Copy out all of the material, matching it word for word.

** Begin DATA ENTRIES **

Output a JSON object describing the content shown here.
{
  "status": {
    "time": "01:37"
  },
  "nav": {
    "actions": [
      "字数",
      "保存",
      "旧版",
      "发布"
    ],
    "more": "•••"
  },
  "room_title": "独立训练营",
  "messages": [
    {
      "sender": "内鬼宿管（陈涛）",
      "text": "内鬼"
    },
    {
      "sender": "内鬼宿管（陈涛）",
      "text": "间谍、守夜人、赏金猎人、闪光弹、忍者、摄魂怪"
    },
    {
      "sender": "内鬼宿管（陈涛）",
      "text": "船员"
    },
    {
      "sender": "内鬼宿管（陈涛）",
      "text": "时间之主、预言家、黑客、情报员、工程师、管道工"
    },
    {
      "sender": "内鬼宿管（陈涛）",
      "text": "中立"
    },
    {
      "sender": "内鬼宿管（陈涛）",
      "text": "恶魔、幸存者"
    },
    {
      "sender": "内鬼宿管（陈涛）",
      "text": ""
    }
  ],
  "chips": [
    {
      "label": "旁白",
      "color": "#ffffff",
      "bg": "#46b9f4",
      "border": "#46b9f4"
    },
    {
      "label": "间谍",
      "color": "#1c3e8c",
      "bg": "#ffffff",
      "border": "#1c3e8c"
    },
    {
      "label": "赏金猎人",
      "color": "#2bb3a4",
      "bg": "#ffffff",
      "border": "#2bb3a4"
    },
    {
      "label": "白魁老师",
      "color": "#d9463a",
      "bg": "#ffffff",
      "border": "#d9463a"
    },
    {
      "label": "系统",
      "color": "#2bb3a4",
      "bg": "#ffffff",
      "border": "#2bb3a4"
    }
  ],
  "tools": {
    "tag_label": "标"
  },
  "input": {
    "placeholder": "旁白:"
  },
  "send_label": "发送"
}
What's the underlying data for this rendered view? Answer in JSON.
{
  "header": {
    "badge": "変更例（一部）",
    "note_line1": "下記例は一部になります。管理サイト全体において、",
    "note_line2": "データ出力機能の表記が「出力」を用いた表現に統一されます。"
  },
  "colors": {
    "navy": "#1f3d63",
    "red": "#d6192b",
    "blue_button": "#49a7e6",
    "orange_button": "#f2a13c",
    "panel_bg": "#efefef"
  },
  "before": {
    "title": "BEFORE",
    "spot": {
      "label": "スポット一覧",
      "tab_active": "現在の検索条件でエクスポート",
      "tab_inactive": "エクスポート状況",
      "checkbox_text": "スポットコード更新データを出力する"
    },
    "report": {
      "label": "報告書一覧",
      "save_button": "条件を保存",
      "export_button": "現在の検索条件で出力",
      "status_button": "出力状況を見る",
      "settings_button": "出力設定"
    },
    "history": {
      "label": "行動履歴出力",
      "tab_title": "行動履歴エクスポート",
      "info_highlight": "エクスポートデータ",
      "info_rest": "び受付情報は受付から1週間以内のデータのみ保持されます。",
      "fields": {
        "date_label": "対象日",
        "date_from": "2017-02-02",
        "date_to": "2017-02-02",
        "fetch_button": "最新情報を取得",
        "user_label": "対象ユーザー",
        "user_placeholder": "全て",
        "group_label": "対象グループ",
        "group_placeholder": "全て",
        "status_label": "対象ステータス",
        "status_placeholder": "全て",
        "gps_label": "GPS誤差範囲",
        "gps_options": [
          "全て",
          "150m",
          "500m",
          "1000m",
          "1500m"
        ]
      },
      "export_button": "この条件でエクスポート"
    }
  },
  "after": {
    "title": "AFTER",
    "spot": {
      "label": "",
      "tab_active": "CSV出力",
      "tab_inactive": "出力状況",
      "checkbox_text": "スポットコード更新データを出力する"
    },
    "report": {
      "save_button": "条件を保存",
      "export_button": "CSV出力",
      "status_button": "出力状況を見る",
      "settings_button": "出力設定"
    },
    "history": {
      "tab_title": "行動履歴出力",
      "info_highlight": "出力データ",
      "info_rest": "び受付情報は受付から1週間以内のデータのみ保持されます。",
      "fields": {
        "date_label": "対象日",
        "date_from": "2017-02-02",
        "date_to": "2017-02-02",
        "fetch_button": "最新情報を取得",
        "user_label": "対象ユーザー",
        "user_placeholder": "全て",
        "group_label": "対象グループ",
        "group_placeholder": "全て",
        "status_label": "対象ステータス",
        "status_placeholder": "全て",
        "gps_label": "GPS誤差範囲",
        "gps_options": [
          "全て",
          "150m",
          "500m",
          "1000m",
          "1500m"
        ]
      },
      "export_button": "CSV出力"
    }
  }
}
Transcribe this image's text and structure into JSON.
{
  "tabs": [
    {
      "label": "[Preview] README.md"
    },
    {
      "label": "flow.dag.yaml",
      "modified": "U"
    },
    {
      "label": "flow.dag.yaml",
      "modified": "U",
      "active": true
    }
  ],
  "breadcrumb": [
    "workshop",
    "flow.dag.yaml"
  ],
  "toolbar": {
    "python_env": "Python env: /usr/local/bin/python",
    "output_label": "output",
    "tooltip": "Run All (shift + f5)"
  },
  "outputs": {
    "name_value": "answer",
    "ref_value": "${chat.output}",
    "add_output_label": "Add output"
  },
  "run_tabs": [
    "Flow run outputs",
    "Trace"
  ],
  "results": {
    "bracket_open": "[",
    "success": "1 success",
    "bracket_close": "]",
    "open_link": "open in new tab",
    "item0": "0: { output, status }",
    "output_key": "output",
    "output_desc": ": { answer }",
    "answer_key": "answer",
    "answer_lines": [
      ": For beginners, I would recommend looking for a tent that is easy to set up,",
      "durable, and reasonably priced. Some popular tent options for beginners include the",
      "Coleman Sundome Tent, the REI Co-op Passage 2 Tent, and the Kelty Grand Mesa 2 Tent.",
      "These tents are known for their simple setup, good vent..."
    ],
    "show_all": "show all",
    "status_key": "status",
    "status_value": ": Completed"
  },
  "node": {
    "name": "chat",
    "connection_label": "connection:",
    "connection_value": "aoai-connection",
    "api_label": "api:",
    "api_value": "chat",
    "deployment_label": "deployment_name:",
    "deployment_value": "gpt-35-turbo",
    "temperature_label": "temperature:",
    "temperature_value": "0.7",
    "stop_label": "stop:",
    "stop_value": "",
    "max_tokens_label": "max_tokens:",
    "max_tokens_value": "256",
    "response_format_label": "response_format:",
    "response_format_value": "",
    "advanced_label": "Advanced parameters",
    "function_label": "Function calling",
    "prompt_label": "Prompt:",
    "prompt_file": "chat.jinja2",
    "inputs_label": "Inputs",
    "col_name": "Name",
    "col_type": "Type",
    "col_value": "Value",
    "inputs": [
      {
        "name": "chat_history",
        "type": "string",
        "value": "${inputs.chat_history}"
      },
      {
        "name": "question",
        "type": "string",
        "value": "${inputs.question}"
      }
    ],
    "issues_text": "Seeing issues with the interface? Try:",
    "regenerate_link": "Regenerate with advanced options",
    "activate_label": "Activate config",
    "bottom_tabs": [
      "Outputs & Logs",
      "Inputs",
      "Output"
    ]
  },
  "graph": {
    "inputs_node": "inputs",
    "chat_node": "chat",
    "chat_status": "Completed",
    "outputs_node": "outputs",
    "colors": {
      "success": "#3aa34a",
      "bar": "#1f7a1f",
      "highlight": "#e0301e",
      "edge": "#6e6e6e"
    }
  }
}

** End DATA ENTRIES **

• **EXERCISE RESULT**:
Output a JSON object describing the content shown here.
{
  "status": {
    "time": "01:37"
  },
  "nav": {
    "actions": [
      "字数",
      "保存",
      "旧版",
      "发布"
    ],
    "more": "•••"
  },
  "room_title": "独立训练营",
  "messages": [
    {
      "sender": "内鬼宿管（陈涛）",
      "text": "内鬼"
    },
    {
      "sender": "内鬼宿管（陈涛）",
      "text": "间谍、守夜人、赏金猎人、闪光弹、忍者、摄魂怪"
    },
    {
      "sender": "内鬼宿管（陈涛）",
      "text": "船员"
    },
    {
      "sender": "内鬼宿管（陈涛）",
      "text": "时间之主、预言家、黑客、情报员、工程师、管道工"
    },
    {
      "sender": "内鬼宿管（陈涛）",
      "text": "中立"
    },
    {
      "sender": "内鬼宿管（陈涛）",
      "text": "恶魔、幸存者"
    },
    {
      "sender": "内鬼宿管（陈涛）",
      "text": ""
    }
  ],
  "chips": [
    {
      "label": "旁白",
      "color": "#ffffff",
      "bg": "#46b9f4",
      "border": "#46b9f4"
    },
    {
      "label": "间谍",
      "color": "#1c3e8c",
      "bg": "#ffffff",
      "border": "#1c3e8c"
    },
    {
      "label": "赏金猎人",
      "color": "#2bb3a4",
      "bg": "#ffffff",
      "border": "#2bb3a4"
    },
    {
      "label": "白魁老师",
      "color": "#d9463a",
      "bg": "#ffffff",
      "border": "#d9463a"
    },
    {
      "label": "系统",
      "color": "#2bb3a4",
      "bg": "#ffffff",
      "border": "#2bb3a4"
    }
  ],
  "tools": {
    "tag_label": "标"
  },
  "input": {
    "placeholder": "旁白:"
  },
  "send_label": "发送"
}
What's the underlying data for this rendered view? Answer in JSON.
{
  "header": {
    "badge": "変更例（一部）",
    "note_line1": "下記例は一部になります。管理サイト全体において、",
    "note_line2": "データ出力機能の表記が「出力」を用いた表現に統一されます。"
  },
  "colors": {
    "navy": "#1f3d63",
    "red": "#d6192b",
    "blue_button": "#49a7e6",
    "orange_button": "#f2a13c",
    "panel_bg": "#efefef"
  },
  "before": {
    "title": "BEFORE",
    "spot": {
      "label": "スポット一覧",
      "tab_active": "現在の検索条件でエクスポート",
      "tab_inactive": "エクスポート状況",
      "checkbox_text": "スポットコード更新データを出力する"
    },
    "report": {
      "label": "報告書一覧",
      "save_button": "条件を保存",
      "export_button": "現在の検索条件で出力",
      "status_button": "出力状況を見る",
      "settings_button": "出力設定"
    },
    "history": {
      "label": "行動履歴出力",
      "tab_title": "行動履歴エクスポート",
      "info_highlight": "エクスポートデータ",
      "info_rest": "び受付情報は受付から1週間以内のデータのみ保持されます。",
      "fields": {
        "date_label": "対象日",
        "date_from": "2017-02-02",
        "date_to": "2017-02-02",
        "fetch_button": "最新情報を取得",
        "user_label": "対象ユーザー",
        "user_placeholder": "全て",
        "group_label": "対象グループ",
        "group_placeholder": "全て",
        "status_label": "対象ステータス",
        "status_placeholder": "全て",
        "gps_label": "GPS誤差範囲",
        "gps_options": [
          "全て",
          "150m",
          "500m",
          "1000m",
          "1500m"
        ]
      },
      "export_button": "この条件でエクスポート"
    }
  },
  "after": {
    "title": "AFTER",
    "spot": {
      "label": "",
      "tab_active": "CSV出力",
      "tab_inactive": "出力状況",
      "checkbox_text": "スポットコード更新データを出力する"
    },
    "report": {
      "save_button": "条件を保存",
      "export_button": "CSV出力",
      "status_button": "出力状況を見る",
      "settings_button": "出力設定"
    },
    "history": {
      "tab_title": "行動履歴出力",
      "info_highlight": "出力データ",
      "info_rest": "び受付情報は受付から1週間以内のデータのみ保持されます。",
      "fields": {
        "date_label": "対象日",
        "date_from": "2017-02-02",
        "date_to": "2017-02-02",
        "fetch_button": "最新情報を取得",
        "user_label": "対象ユーザー",
        "user_placeholder": "全て",
        "group_label": "対象グループ",
        "group_placeholder": "全て",
        "status_label": "対象ステータス",
        "status_placeholder": "全て",
        "gps_label": "GPS誤差範囲",
        "gps_options": [
          "全て",
          "150m",
          "500m",
          "1000m",
          "1500m"
        ]
      },
      "export_button": "CSV出力"
    }
  }
}
Transcribe this image's text and structure into JSON.
{
  "tabs": [
    {
      "label": "[Preview] README.md"
    },
    {
      "label": "flow.dag.yaml",
      "modified": "U"
    },
    {
      "label": "flow.dag.yaml",
      "modified": "U",
      "active": true
    }
  ],
  "breadcrumb": [
    "workshop",
    "flow.dag.yaml"
  ],
  "toolbar": {
    "python_env": "Python env: /usr/local/bin/python",
    "output_label": "output",
    "tooltip": "Run All (shift + f5)"
  },
  "outputs": {
    "name_value": "answer",
    "ref_value": "${chat.output}",
    "add_output_label": "Add output"
  },
  "run_tabs": [
    "Flow run outputs",
    "Trace"
  ],
  "results": {
    "bracket_open": "[",
    "success": "1 success",
    "bracket_close": "]",
    "open_link": "open in new tab",
    "item0": "0: { output, status }",
    "output_key": "output",
    "output_desc": ": { answer }",
    "answer_key": "answer",
    "answer_lines": [
      ": For beginners, I would recommend looking for a tent that is easy to set up,",
      "durable, and reasonably priced. Some popular tent options for beginners include the",
      "Coleman Sundome Tent, the REI Co-op Passage 2 Tent, and the Kelty Grand Mesa 2 Tent.",
      "These tents are known for their simple setup, good vent..."
    ],
    "show_all": "show all",
    "status_key": "status",
    "status_value": ": Completed"
  },
  "node": {
    "name": "chat",
    "connection_label": "connection:",
    "connection_value": "aoai-connection",
    "api_label": "api:",
    "api_value": "chat",
    "deployment_label": "deployment_name:",
    "deployment_value": "gpt-35-turbo",
    "temperature_label": "temperature:",
    "temperature_value": "0.7",
    "stop_label": "stop:",
    "stop_value": "",
    "max_tokens_label": "max_tokens:",
    "max_tokens_value": "256",
    "response_format_label": "response_format:",
    "response_format_value": "",
    "advanced_label": "Advanced parameters",
    "function_label": "Function calling",
    "prompt_label": "Prompt:",
    "prompt_file": "chat.jinja2",
    "inputs_label": "Inputs",
    "col_name": "Name",
    "col_type": "Type",
    "col_value": "Value",
    "inputs": [
      {
        "name": "chat_history",
        "type": "string",
        "value": "${inputs.chat_history}"
      },
      {
        "name": "question",
        "type": "string",
        "value": "${inputs.question}"
      }
    ],
    "issues_text": "Seeing issues with the interface? Try:",
    "regenerate_link": "Regenerate with advanced options",
    "activate_label": "Activate config",
    "bottom_tabs": [
      "Outputs & Logs",
      "Inputs",
      "Output"
    ]
  },
  "graph": {
    "inputs_node": "inputs",
    "chat_node": "chat",
    "chat_status": "Completed",
    "outputs_node": "outputs",
    "colors": {
      "success": "#3aa34a",
      "bar": "#1f7a1f",
      "highlight": "#e0301e",
      "edge": "#6e6e6e"
    }
  }
}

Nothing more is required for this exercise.